PROBLEM TO WORK ON: Restate the entire listing word for word.

(Entries with figure data)
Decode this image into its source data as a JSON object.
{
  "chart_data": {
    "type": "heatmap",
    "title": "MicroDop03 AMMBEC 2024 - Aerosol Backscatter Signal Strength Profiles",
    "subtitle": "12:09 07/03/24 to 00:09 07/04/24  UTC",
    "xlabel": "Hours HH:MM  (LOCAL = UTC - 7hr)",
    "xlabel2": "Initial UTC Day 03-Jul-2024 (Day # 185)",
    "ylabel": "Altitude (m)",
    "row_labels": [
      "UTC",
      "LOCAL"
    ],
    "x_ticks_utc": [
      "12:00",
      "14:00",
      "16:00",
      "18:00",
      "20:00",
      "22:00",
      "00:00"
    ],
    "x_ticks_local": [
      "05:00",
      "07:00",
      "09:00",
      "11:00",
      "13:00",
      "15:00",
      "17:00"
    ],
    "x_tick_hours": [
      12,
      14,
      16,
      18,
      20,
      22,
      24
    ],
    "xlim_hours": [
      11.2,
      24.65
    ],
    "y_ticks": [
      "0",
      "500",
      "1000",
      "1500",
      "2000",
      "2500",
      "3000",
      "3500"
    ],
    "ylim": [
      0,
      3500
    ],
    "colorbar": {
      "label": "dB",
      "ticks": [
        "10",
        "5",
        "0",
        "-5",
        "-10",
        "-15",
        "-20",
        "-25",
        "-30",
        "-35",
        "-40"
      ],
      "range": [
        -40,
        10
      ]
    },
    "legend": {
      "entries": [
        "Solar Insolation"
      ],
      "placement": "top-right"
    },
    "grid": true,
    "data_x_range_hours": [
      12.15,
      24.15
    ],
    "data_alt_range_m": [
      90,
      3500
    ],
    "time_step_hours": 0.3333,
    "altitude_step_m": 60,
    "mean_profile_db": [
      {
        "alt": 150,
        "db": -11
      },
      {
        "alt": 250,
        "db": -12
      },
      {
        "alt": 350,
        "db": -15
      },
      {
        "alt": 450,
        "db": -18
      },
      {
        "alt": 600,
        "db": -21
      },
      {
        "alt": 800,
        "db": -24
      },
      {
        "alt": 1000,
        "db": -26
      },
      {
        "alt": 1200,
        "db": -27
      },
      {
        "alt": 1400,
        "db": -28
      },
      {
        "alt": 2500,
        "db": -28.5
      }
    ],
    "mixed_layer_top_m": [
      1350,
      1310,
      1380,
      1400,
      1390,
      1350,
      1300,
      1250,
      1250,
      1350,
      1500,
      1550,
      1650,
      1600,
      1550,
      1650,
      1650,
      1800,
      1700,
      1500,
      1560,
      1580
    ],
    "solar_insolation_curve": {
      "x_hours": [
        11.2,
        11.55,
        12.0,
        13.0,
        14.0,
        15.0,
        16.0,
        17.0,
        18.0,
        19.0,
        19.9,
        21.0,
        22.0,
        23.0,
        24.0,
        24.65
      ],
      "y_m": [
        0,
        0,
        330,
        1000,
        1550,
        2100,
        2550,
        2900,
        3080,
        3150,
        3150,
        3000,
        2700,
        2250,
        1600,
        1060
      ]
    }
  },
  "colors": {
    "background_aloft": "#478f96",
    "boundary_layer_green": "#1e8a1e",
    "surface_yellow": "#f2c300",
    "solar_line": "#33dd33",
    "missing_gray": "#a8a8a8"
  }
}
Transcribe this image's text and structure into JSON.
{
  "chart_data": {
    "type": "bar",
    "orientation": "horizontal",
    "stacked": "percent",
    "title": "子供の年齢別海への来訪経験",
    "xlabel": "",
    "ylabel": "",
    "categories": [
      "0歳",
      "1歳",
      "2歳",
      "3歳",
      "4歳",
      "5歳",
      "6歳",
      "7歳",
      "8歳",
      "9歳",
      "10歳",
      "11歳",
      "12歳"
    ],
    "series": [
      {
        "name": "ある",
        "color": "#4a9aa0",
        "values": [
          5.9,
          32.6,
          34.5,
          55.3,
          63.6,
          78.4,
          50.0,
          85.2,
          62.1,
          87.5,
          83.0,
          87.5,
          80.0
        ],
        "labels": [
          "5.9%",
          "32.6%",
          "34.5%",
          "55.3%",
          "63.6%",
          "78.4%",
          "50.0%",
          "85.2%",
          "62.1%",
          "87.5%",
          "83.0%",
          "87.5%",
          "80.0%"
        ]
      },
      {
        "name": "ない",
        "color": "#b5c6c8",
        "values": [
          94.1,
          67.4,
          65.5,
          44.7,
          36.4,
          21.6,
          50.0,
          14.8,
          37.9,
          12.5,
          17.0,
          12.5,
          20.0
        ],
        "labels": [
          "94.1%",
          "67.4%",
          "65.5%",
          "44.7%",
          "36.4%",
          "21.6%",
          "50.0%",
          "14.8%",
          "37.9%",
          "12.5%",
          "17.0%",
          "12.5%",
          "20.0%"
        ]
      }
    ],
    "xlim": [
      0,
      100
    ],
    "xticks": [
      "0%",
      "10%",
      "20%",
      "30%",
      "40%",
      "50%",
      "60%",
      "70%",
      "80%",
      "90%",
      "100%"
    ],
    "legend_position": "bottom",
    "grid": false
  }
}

RESPONSE TO THE EXERCISE:
Decode this image into its source data as a JSON object.
{
  "chart_data": {
    "type": "heatmap",
    "title": "MicroDop03 AMMBEC 2024 - Aerosol Backscatter Signal Strength Profiles",
    "subtitle": "12:09 07/03/24 to 00:09 07/04/24  UTC",
    "xlabel": "Hours HH:MM  (LOCAL = UTC - 7hr)",
    "xlabel2": "Initial UTC Day 03-Jul-2024 (Day # 185)",
    "ylabel": "Altitude (m)",
    "row_labels": [
      "UTC",
      "LOCAL"
    ],
    "x_ticks_utc": [
      "12:00",
      "14:00",
      "16:00",
      "18:00",
      "20:00",
      "22:00",
      "00:00"
    ],
    "x_ticks_local": [
      "05:00",
      "07:00",
      "09:00",
      "11:00",
      "13:00",
      "15:00",
      "17:00"
    ],
    "x_tick_hours": [
      12,
      14,
      16,
      18,
      20,
      22,
      24
    ],
    "xlim_hours": [
      11.2,
      24.65
    ],
    "y_ticks": [
      "0",
      "500",
      "1000",
      "1500",
      "2000",
      "2500",
      "3000",
      "3500"
    ],
    "ylim": [
      0,
      3500
    ],
    "colorbar": {
      "label": "dB",
      "ticks": [
        "10",
        "5",
        "0",
        "-5",
        "-10",
        "-15",
        "-20",
        "-25",
        "-30",
        "-35",
        "-40"
      ],
      "range": [
        -40,
        10
      ]
    },
    "legend": {
      "entries": [
        "Solar Insolation"
      ],
      "placement": "top-right"
    },
    "grid": true,
    "data_x_range_hours": [
      12.15,
      24.15
    ],
    "data_alt_range_m": [
      90,
      3500
    ],
    "time_step_hours": 0.3333,
    "altitude_step_m": 60,
    "mean_profile_db": [
      {
        "alt": 150,
        "db": -11
      },
      {
        "alt": 250,
        "db": -12
      },
      {
        "alt": 350,
        "db": -15
      },
      {
        "alt": 450,
        "db": -18
      },
      {
        "alt": 600,
        "db": -21
      },
      {
        "alt": 800,
        "db": -24
      },
      {
        "alt": 1000,
        "db": -26
      },
      {
        "alt": 1200,
        "db": -27
      },
      {
        "alt": 1400,
        "db": -28
      },
      {
        "alt": 2500,
        "db": -28.5
      }
    ],
    "mixed_layer_top_m": [
      1350,
      1310,
      1380,
      1400,
      1390,
      1350,
      1300,
      1250,
      1250,
      1350,
      1500,
      1550,
      1650,
      1600,
      1550,
      1650,
      1650,
      1800,
      1700,
      1500,
      1560,
      1580
    ],
    "solar_insolation_curve": {
      "x_hours": [
        11.2,
        11.55,
        12.0,
        13.0,
        14.0,
        15.0,
        16.0,
        17.0,
        18.0,
        19.0,
        19.9,
        21.0,
        22.0,
        23.0,
        24.0,
        24.65
      ],
      "y_m": [
        0,
        0,
        330,
        1000,
        1550,
        2100,
        2550,
        2900,
        3080,
        3150,
        3150,
        3000,
        2700,
        2250,
        1600,
        1060
      ]
    }
  },
  "colors": {
    "background_aloft": "#478f96",
    "boundary_layer_green": "#1e8a1e",
    "surface_yellow": "#f2c300",
    "solar_line": "#33dd33",
    "missing_gray": "#a8a8a8"
  }
}
Transcribe this image's text and structure into JSON.
{
  "chart_data": {
    "type": "bar",
    "orientation": "horizontal",
    "stacked": "percent",
    "title": "子供の年齢別海への来訪経験",
    "xlabel": "",
    "ylabel": "",
    "categories": [
      "0歳",
      "1歳",
      "2歳",
      "3歳",
      "4歳",
      "5歳",
      "6歳",
      "7歳",
      "8歳",
      "9歳",
      "10歳",
      "11歳",
      "12歳"
    ],
    "series": [
      {
        "name": "ある",
        "color": "#4a9aa0",
        "values": [
          5.9,
          32.6,
          34.5,
          55.3,
          63.6,
          78.4,
          50.0,
          85.2,
          62.1,
          87.5,
          83.0,
          87.5,
          80.0
        ],
        "labels": [
          "5.9%",
          "32.6%",
          "34.5%",
          "55.3%",
          "63.6%",
          "78.4%",
          "50.0%",
          "85.2%",
          "62.1%",
          "87.5%",
          "83.0%",
          "87.5%",
          "80.0%"
        ]
      },
      {
        "name": "ない",
        "color": "#b5c6c8",
        "values": [
          94.1,
          67.4,
          65.5,
          44.7,
          36.4,
          21.6,
          50.0,
          14.8,
          37.9,
          12.5,
          17.0,
          12.5,
          20.0
        ],
        "labels": [
          "94.1%",
          "67.4%",
          "65.5%",
          "44.7%",
          "36.4%",
          "21.6%",
          "50.0%",
          "14.8%",
          "37.9%",
          "12.5%",
          "17.0%",
          "12.5%",
          "20.0%"
        ]
      }
    ],
    "xlim": [
      0,
      100
    ],
    "xticks": [
      "0%",
      "10%",
      "20%",
      "30%",
      "40%",
      "50%",
      "60%",
      "70%",
      "80%",
      "90%",
      "100%"
    ],
    "legend_position": "bottom",
    "grid": false
  }
}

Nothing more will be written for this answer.